> [Task brief]:
Each entry below should be returned exactly as is, with the pictures removed.

> [Record set]:

┌──

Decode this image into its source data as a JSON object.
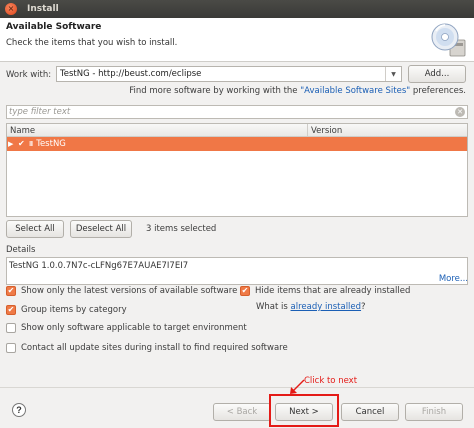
{
  "window": {
    "title": "Install",
    "close_glyph": "×"
  },
  "header": {
    "title": "Available Software",
    "description": "Check the items that you wish to install.",
    "icon": "cd-install-icon"
  },
  "work_with": {
    "label": "Work with:",
    "value": "TestNG - http://beust.com/eclipse",
    "add_label": "Add...",
    "find_more_prefix": "Find more software by working with the ",
    "find_more_link": "\"Available Software Sites\"",
    "find_more_suffix": " preferences."
  },
  "filter": {
    "placeholder": "type filter text"
  },
  "tree": {
    "columns": [
      "Name",
      "Version"
    ],
    "rows": [
      {
        "label": "TestNG",
        "icon": "III",
        "version": "",
        "checked": true,
        "selected": true
      }
    ]
  },
  "selection": {
    "select_all": "Select All",
    "deselect_all": "Deselect All",
    "count_text": "3 items selected"
  },
  "details": {
    "label": "Details",
    "text": "TestNG 1.0.0.7N7c-cLFNg67E7AUAE7I7EI7",
    "more_link": "More..."
  },
  "options": {
    "latest_versions": {
      "label": "Show only the latest versions of available software",
      "checked": true
    },
    "group_by_category": {
      "label": "Group items by category",
      "checked": true
    },
    "target_env": {
      "label": "Show only software applicable to target environment",
      "checked": false
    },
    "contact_sites": {
      "label": "Contact all update sites during install to find required software",
      "checked": false
    },
    "hide_installed": {
      "label": "Hide items that are already installed",
      "checked": true
    },
    "what_is_prefix": "What is ",
    "what_is_link": "already installed",
    "what_is_suffix": "?"
  },
  "footer": {
    "help_glyph": "?",
    "back": "< Back",
    "next": "Next >",
    "cancel": "Cancel",
    "finish": "Finish"
  },
  "annotation": {
    "text": "Click to next",
    "color": "#e41b17"
  },
  "colors": {
    "selection": "#f07746",
    "link": "#1b5fb5",
    "titlebar": "#3c3b37"
  }
}
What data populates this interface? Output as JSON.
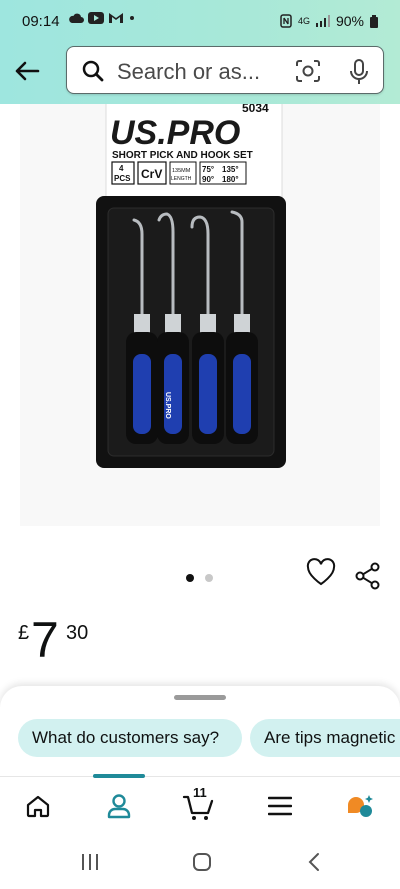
{
  "status_bar": {
    "time": "09:14",
    "battery": "90%",
    "network": "4G"
  },
  "header": {
    "search_placeholder": "Search or as...",
    "icons": [
      "back-arrow-icon",
      "search-icon",
      "camera-scan-icon",
      "mic-icon"
    ]
  },
  "product_image": {
    "model_number": "5034",
    "brand": "US.PRO",
    "product_name": "SHORT PICK AND HOOK SET",
    "badge_pieces_number": "4",
    "badge_pieces_label": "PCS",
    "badge_material": "CrV",
    "badge_length": "135MM",
    "badge_length_label": "LENGTH",
    "angles": [
      "75°",
      "135°",
      "90°",
      "180°"
    ],
    "handle_brand": "US.PRO"
  },
  "carousel": {
    "current": 1,
    "total": 2
  },
  "price": {
    "currency": "£",
    "whole": "7",
    "fraction": "30"
  },
  "suggestions": [
    "What do customers say?",
    "Are tips magnetic"
  ],
  "bottom_nav": {
    "cart_count": "11",
    "items": [
      "home-icon",
      "account-icon",
      "cart-icon",
      "menu-icon",
      "rufus-icon"
    ],
    "active_index": 1
  },
  "colors": {
    "header_gradient": "#a8e8d8",
    "chip_bg": "#d2f1f0",
    "accent": "#1f8a99",
    "handle_blue": "#1f3fb0"
  }
}
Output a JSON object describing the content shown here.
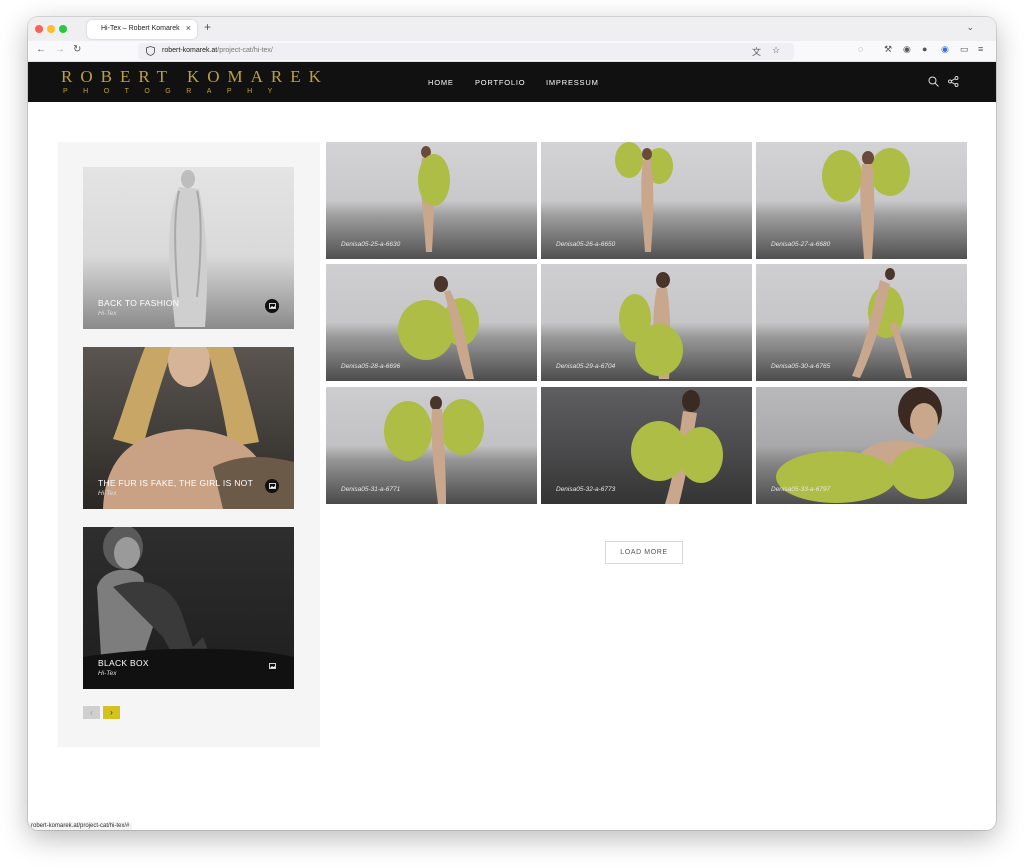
{
  "browser": {
    "tab_title": "Hi-Tex – Robert Komarek",
    "tab_close": "×",
    "new_tab": "+",
    "url_domain": "robert-komarek.at",
    "url_path": "/project-cat/hi-tex/",
    "status_url": "robert-komarek.at/project-cat/hi-tex/#"
  },
  "site": {
    "logo_main": "ROBERT KOMAREK",
    "logo_sub": "PHOTOGRAPHY",
    "menu": [
      "HOME",
      "PORTFOLIO",
      "IMPRESSUM"
    ],
    "accent_color": "#bfa13b"
  },
  "sidebar": {
    "cards": [
      {
        "title": "BACK TO FASHION",
        "subtitle": "Hi-Tex"
      },
      {
        "title": "THE FUR IS FAKE, THE GIRL IS NOT",
        "subtitle": "Hi-Tex"
      },
      {
        "title": "BLACK BOX",
        "subtitle": "Hi-Tex"
      }
    ],
    "pager_prev": "‹",
    "pager_next": "›",
    "pager_active_color": "#d4c21e"
  },
  "gallery": {
    "items": [
      {
        "label": "Denisa05-25-a-6630"
      },
      {
        "label": "Denisa05-26-a-6650"
      },
      {
        "label": "Denisa05-27-a-6680"
      },
      {
        "label": "Denisa05-28-a-6696"
      },
      {
        "label": "Denisa05-29-a-6704"
      },
      {
        "label": "Denisa05-30-a-6765"
      },
      {
        "label": "Denisa05-31-a-6771"
      },
      {
        "label": "Denisa05-32-a-6773"
      },
      {
        "label": "Denisa05-33-a-6797"
      }
    ],
    "load_more": "LOAD MORE"
  }
}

└──

> [Written solution]:
Decode this image into its source data as a JSON object.
{
  "window": {
    "title": "Install",
    "close_glyph": "×"
  },
  "header": {
    "title": "Available Software",
    "description": "Check the items that you wish to install.",
    "icon": "cd-install-icon"
  },
  "work_with": {
    "label": "Work with:",
    "value": "TestNG - http://beust.com/eclipse",
    "add_label": "Add...",
    "find_more_prefix": "Find more software by working with the ",
    "find_more_link": "\"Available Software Sites\"",
    "find_more_suffix": " preferences."
  },
  "filter": {
    "placeholder": "type filter text"
  },
  "tree": {
    "columns": [
      "Name",
      "Version"
    ],
    "rows": [
      {
        "label": "TestNG",
        "icon": "III",
        "version": "",
        "checked": true,
        "selected": true
      }
    ]
  },
  "selection": {
    "select_all": "Select All",
    "deselect_all": "Deselect All",
    "count_text": "3 items selected"
  },
  "details": {
    "label": "Details",
    "text": "TestNG 1.0.0.7N7c-cLFNg67E7AUAE7I7EI7",
    "more_link": "More..."
  },
  "options": {
    "latest_versions": {
      "label": "Show only the latest versions of available software",
      "checked": true
    },
    "group_by_category": {
      "label": "Group items by category",
      "checked": true
    },
    "target_env": {
      "label": "Show only software applicable to target environment",
      "checked": false
    },
    "contact_sites": {
      "label": "Contact all update sites during install to find required software",
      "checked": false
    },
    "hide_installed": {
      "label": "Hide items that are already installed",
      "checked": true
    },
    "what_is_prefix": "What is ",
    "what_is_link": "already installed",
    "what_is_suffix": "?"
  },
  "footer": {
    "help_glyph": "?",
    "back": "< Back",
    "next": "Next >",
    "cancel": "Cancel",
    "finish": "Finish"
  },
  "annotation": {
    "text": "Click to next",
    "color": "#e41b17"
  },
  "colors": {
    "selection": "#f07746",
    "link": "#1b5fb5",
    "titlebar": "#3c3b37"
  }
}
What data populates this interface? Output as JSON.
{
  "status_bar": {
    "time": "09:14",
    "battery": "90%",
    "network": "4G"
  },
  "header": {
    "search_placeholder": "Search or as...",
    "icons": [
      "back-arrow-icon",
      "search-icon",
      "camera-scan-icon",
      "mic-icon"
    ]
  },
  "product_image": {
    "model_number": "5034",
    "brand": "US.PRO",
    "product_name": "SHORT PICK AND HOOK SET",
    "badge_pieces_number": "4",
    "badge_pieces_label": "PCS",
    "badge_material": "CrV",
    "badge_length": "135MM",
    "badge_length_label": "LENGTH",
    "angles": [
      "75°",
      "135°",
      "90°",
      "180°"
    ],
    "handle_brand": "US.PRO"
  },
  "carousel": {
    "current": 1,
    "total": 2
  },
  "price": {
    "currency": "£",
    "whole": "7",
    "fraction": "30"
  },
  "suggestions": [
    "What do customers say?",
    "Are tips magnetic"
  ],
  "bottom_nav": {
    "cart_count": "11",
    "items": [
      "home-icon",
      "account-icon",
      "cart-icon",
      "menu-icon",
      "rufus-icon"
    ],
    "active_index": 1
  },
  "colors": {
    "header_gradient": "#a8e8d8",
    "chip_bg": "#d2f1f0",
    "accent": "#1f8a99",
    "handle_blue": "#1f3fb0"
  }
}
Output a JSON object describing the content shown here.
{
  "browser": {
    "tab_title": "Hi-Tex – Robert Komarek",
    "tab_close": "×",
    "new_tab": "+",
    "url_domain": "robert-komarek.at",
    "url_path": "/project-cat/hi-tex/",
    "status_url": "robert-komarek.at/project-cat/hi-tex/#"
  },
  "site": {
    "logo_main": "ROBERT KOMAREK",
    "logo_sub": "PHOTOGRAPHY",
    "menu": [
      "HOME",
      "PORTFOLIO",
      "IMPRESSUM"
    ],
    "accent_color": "#bfa13b"
  },
  "sidebar": {
    "cards": [
      {
        "title": "BACK TO FASHION",
        "subtitle": "Hi-Tex"
      },
      {
        "title": "THE FUR IS FAKE, THE GIRL IS NOT",
        "subtitle": "Hi-Tex"
      },
      {
        "title": "BLACK BOX",
        "subtitle": "Hi-Tex"
      }
    ],
    "pager_prev": "‹",
    "pager_next": "›",
    "pager_active_color": "#d4c21e"
  },
  "gallery": {
    "items": [
      {
        "label": "Denisa05-25-a-6630"
      },
      {
        "label": "Denisa05-26-a-6650"
      },
      {
        "label": "Denisa05-27-a-6680"
      },
      {
        "label": "Denisa05-28-a-6696"
      },
      {
        "label": "Denisa05-29-a-6704"
      },
      {
        "label": "Denisa05-30-a-6765"
      },
      {
        "label": "Denisa05-31-a-6771"
      },
      {
        "label": "Denisa05-32-a-6773"
      },
      {
        "label": "Denisa05-33-a-6797"
      }
    ],
    "load_more": "LOAD MORE"
  }
}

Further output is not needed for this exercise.